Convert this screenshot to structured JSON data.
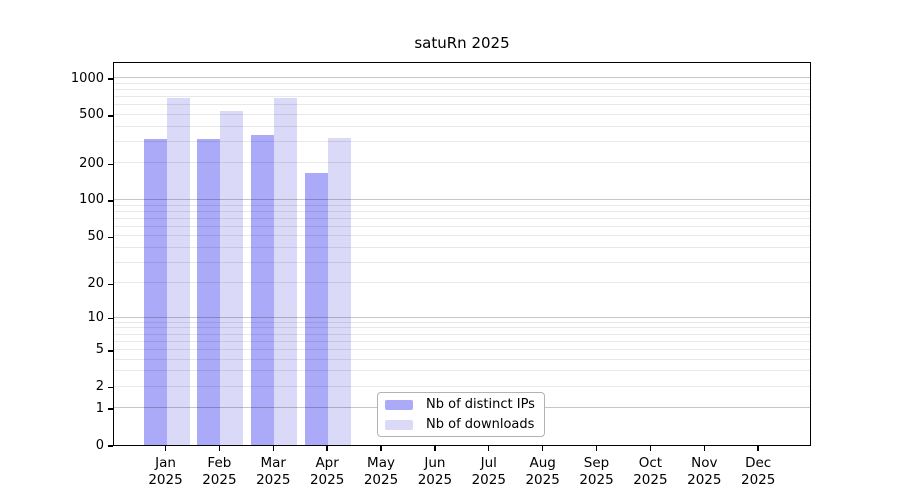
{
  "title": "satuRn 2025",
  "colors": {
    "distinct_ips": "#aaaaf8",
    "downloads": "#dadaf8",
    "grid_major": "rgba(0,0,0,0.22)",
    "grid_minor": "rgba(0,0,0,0.09)",
    "frame": "#000000",
    "background": "#ffffff"
  },
  "legend": {
    "items": [
      {
        "key": "distinct_ips",
        "label": "Nb of distinct IPs"
      },
      {
        "key": "downloads",
        "label": "Nb of downloads"
      }
    ]
  },
  "chart_data": {
    "type": "bar",
    "title": "satuRn 2025",
    "categories": [
      "Jan 2025",
      "Feb 2025",
      "Mar 2025",
      "Apr 2025",
      "May 2025",
      "Jun 2025",
      "Jul 2025",
      "Aug 2025",
      "Sep 2025",
      "Oct 2025",
      "Nov 2025",
      "Dec 2025"
    ],
    "series": [
      {
        "name": "Nb of distinct IPs",
        "values": [
          315,
          315,
          345,
          168,
          null,
          null,
          null,
          null,
          null,
          null,
          null,
          null
        ]
      },
      {
        "name": "Nb of downloads",
        "values": [
          695,
          535,
          685,
          325,
          null,
          null,
          null,
          null,
          null,
          null,
          null,
          null
        ]
      }
    ],
    "y_ticks": [
      0,
      1,
      2,
      5,
      10,
      20,
      50,
      100,
      200,
      500,
      1000
    ],
    "y_scale": "log10(1+x)",
    "ylim": [
      0,
      1400
    ],
    "xlabel": "",
    "ylabel": "",
    "grid": "on",
    "legend_position": "lower-center-inside"
  }
}
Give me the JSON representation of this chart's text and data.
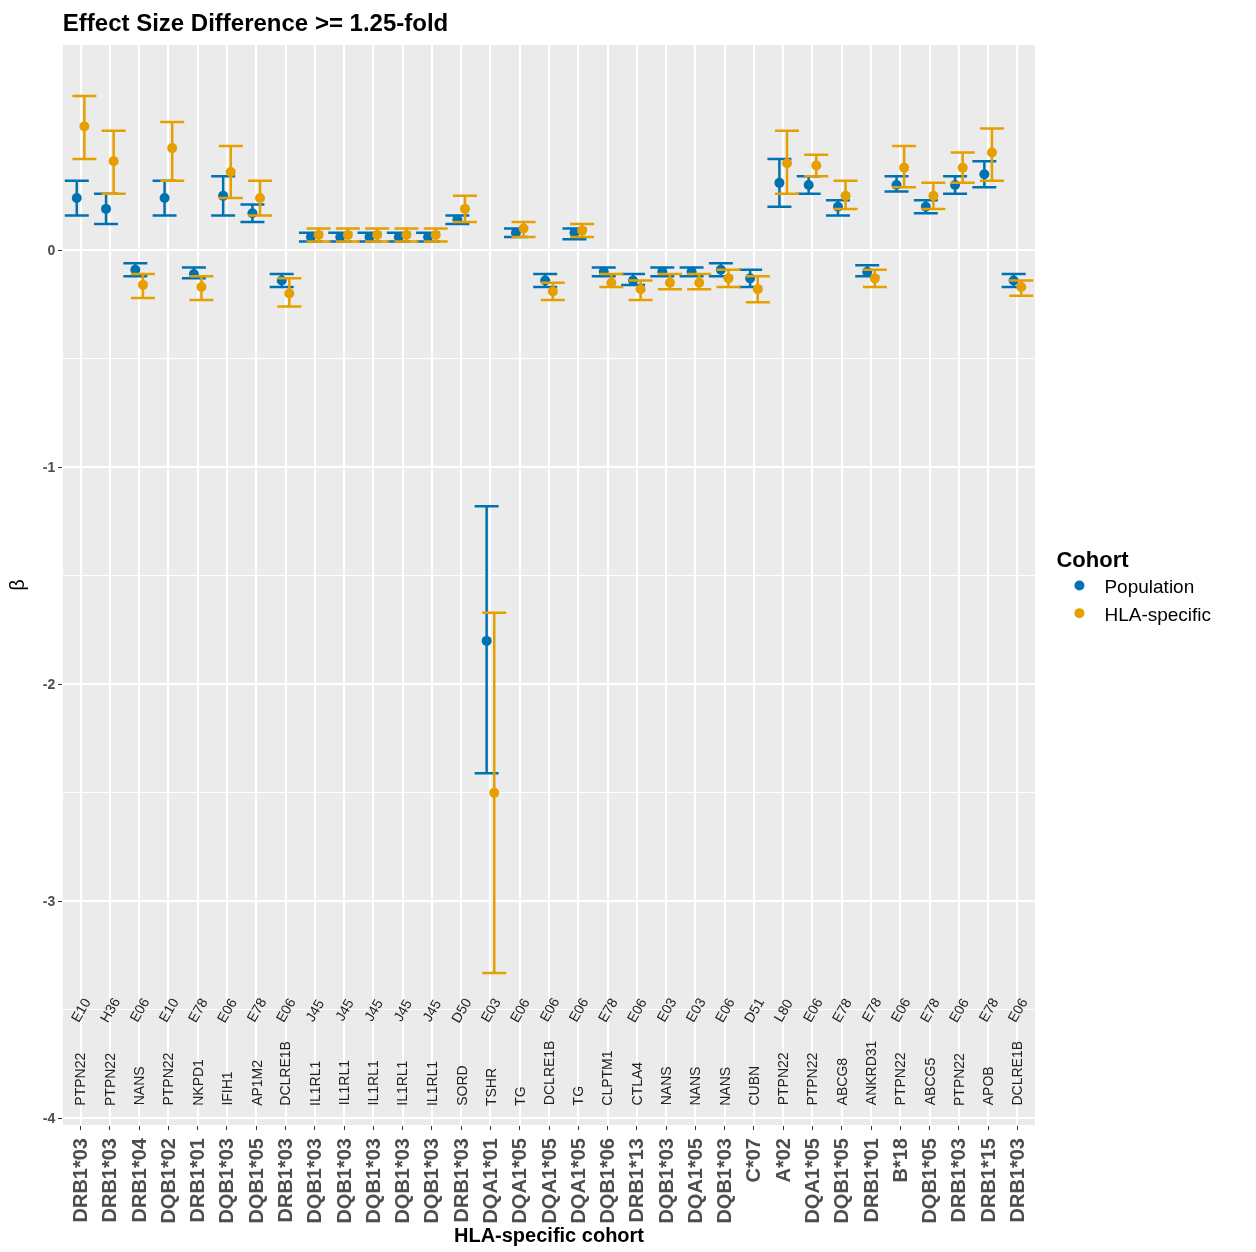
{
  "chart_data": {
    "type": "scatter",
    "title": "Effect Size Difference >= 1.25-fold",
    "xlabel": "HLA-specific cohort",
    "ylabel": "β",
    "legend_title": "Cohort",
    "categories": [
      "DRB1*03",
      "DRB1*03",
      "DRB1*04",
      "DQB1*02",
      "DRB1*01",
      "DQB1*03",
      "DQB1*05",
      "DRB1*03",
      "DQB1*03",
      "DQB1*03",
      "DQB1*03",
      "DQB1*03",
      "DQB1*03",
      "DRB1*03",
      "DQA1*01",
      "DQA1*05",
      "DQA1*05",
      "DQA1*05",
      "DQB1*06",
      "DRB1*13",
      "DQB1*03",
      "DQA1*05",
      "DQB1*03",
      "C*07",
      "A*02",
      "DQA1*05",
      "DQB1*05",
      "DRB1*01",
      "B*18",
      "DQB1*05",
      "DRB1*03",
      "DRB1*15",
      "DRB1*03"
    ],
    "series": [
      {
        "name": "Population",
        "color": "#0072b2",
        "values": [
          0.24,
          0.19,
          -0.09,
          0.24,
          -0.11,
          0.25,
          0.17,
          -0.14,
          0.06,
          0.06,
          0.06,
          0.06,
          0.06,
          0.14,
          -1.8,
          0.08,
          -0.14,
          0.08,
          -0.1,
          -0.14,
          -0.1,
          -0.1,
          -0.09,
          -0.13,
          0.31,
          0.3,
          0.2,
          -0.1,
          0.3,
          0.2,
          0.3,
          0.35,
          -0.14
        ],
        "errors": [
          [
            0.16,
            0.32
          ],
          [
            0.12,
            0.26
          ],
          [
            -0.12,
            -0.06
          ],
          [
            0.16,
            0.32
          ],
          [
            -0.13,
            -0.08
          ],
          [
            0.16,
            0.34
          ],
          [
            0.13,
            0.21
          ],
          [
            -0.17,
            -0.11
          ],
          [
            0.04,
            0.08
          ],
          [
            0.04,
            0.08
          ],
          [
            0.04,
            0.08
          ],
          [
            0.04,
            0.08
          ],
          [
            0.04,
            0.08
          ],
          [
            0.12,
            0.16
          ],
          [
            -2.41,
            -1.18
          ],
          [
            0.06,
            0.1
          ],
          [
            -0.17,
            -0.11
          ],
          [
            0.05,
            0.1
          ],
          [
            -0.12,
            -0.08
          ],
          [
            -0.16,
            -0.11
          ],
          [
            -0.12,
            -0.08
          ],
          [
            -0.12,
            -0.08
          ],
          [
            -0.12,
            -0.06
          ],
          [
            -0.17,
            -0.09
          ],
          [
            0.2,
            0.42
          ],
          [
            0.26,
            0.34
          ],
          [
            0.16,
            0.23
          ],
          [
            -0.12,
            -0.07
          ],
          [
            0.27,
            0.34
          ],
          [
            0.17,
            0.23
          ],
          [
            0.26,
            0.34
          ],
          [
            0.29,
            0.41
          ],
          [
            -0.17,
            -0.11
          ]
        ]
      },
      {
        "name": "HLA-specific",
        "color": "#e69f00",
        "values": [
          0.57,
          0.41,
          -0.16,
          0.47,
          -0.17,
          0.36,
          0.24,
          -0.2,
          0.07,
          0.07,
          0.07,
          0.07,
          0.07,
          0.19,
          -2.5,
          0.1,
          -0.19,
          0.09,
          -0.15,
          -0.18,
          -0.15,
          -0.15,
          -0.13,
          -0.18,
          0.4,
          0.39,
          0.25,
          -0.13,
          0.38,
          0.25,
          0.38,
          0.45,
          -0.17
        ],
        "errors": [
          [
            0.42,
            0.71
          ],
          [
            0.26,
            0.55
          ],
          [
            -0.22,
            -0.11
          ],
          [
            0.32,
            0.59
          ],
          [
            -0.23,
            -0.12
          ],
          [
            0.24,
            0.48
          ],
          [
            0.16,
            0.32
          ],
          [
            -0.26,
            -0.13
          ],
          [
            0.04,
            0.1
          ],
          [
            0.04,
            0.1
          ],
          [
            0.04,
            0.1
          ],
          [
            0.04,
            0.1
          ],
          [
            0.04,
            0.1
          ],
          [
            0.13,
            0.25
          ],
          [
            -3.33,
            -1.67
          ],
          [
            0.06,
            0.13
          ],
          [
            -0.23,
            -0.15
          ],
          [
            0.06,
            0.12
          ],
          [
            -0.17,
            -0.11
          ],
          [
            -0.23,
            -0.14
          ],
          [
            -0.18,
            -0.11
          ],
          [
            -0.18,
            -0.11
          ],
          [
            -0.17,
            -0.09
          ],
          [
            -0.24,
            -0.12
          ],
          [
            0.26,
            0.55
          ],
          [
            0.34,
            0.44
          ],
          [
            0.19,
            0.32
          ],
          [
            -0.17,
            -0.09
          ],
          [
            0.29,
            0.48
          ],
          [
            0.19,
            0.31
          ],
          [
            0.31,
            0.45
          ],
          [
            0.32,
            0.56
          ],
          [
            -0.21,
            -0.14
          ]
        ]
      }
    ],
    "annotations": [
      "E10",
      "PTPN22",
      "H36",
      "PTPN22",
      "E06",
      "NANS",
      "E10",
      "PTPN22",
      "E78",
      "NKPD1",
      "E06",
      "IFIH1",
      "E78",
      "AP1M2",
      "E06",
      "DCLRE1B",
      "J45",
      "IL1RL1",
      "J45",
      "IL1RL1",
      "J45",
      "IL1RL1",
      "J45",
      "IL1RL1",
      "J45",
      "IL1RL1",
      "D50",
      "SORD",
      "E03",
      "TSHR",
      "E06",
      "TG",
      "E06",
      "DCLRE1B",
      "E06",
      "TG",
      "E78",
      "CLPTM1",
      "E06",
      "CTLA4",
      "E03",
      "NANS",
      "E03",
      "NANS",
      "E06",
      "NANS",
      "D51",
      "CUBN",
      "L80",
      "PTPN22",
      "E06",
      "PTPN22",
      "E78",
      "ABCG8",
      "E78",
      "ANKRD31",
      "E06",
      "PTPN22",
      "E78",
      "ABCG5",
      "E06",
      "PTPN22",
      "E78",
      "APOB",
      "E06",
      "DCLRE1B"
    ],
    "ylim": [
      -4.03,
      0.945
    ],
    "yticks": [
      -4,
      -3,
      -2,
      -1,
      0
    ],
    "grid": true,
    "legend": "right",
    "marker": "circle"
  }
}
============
Within the entries above, report how many lines include "downloads", and keep the answer to the number.

* Exercise result
4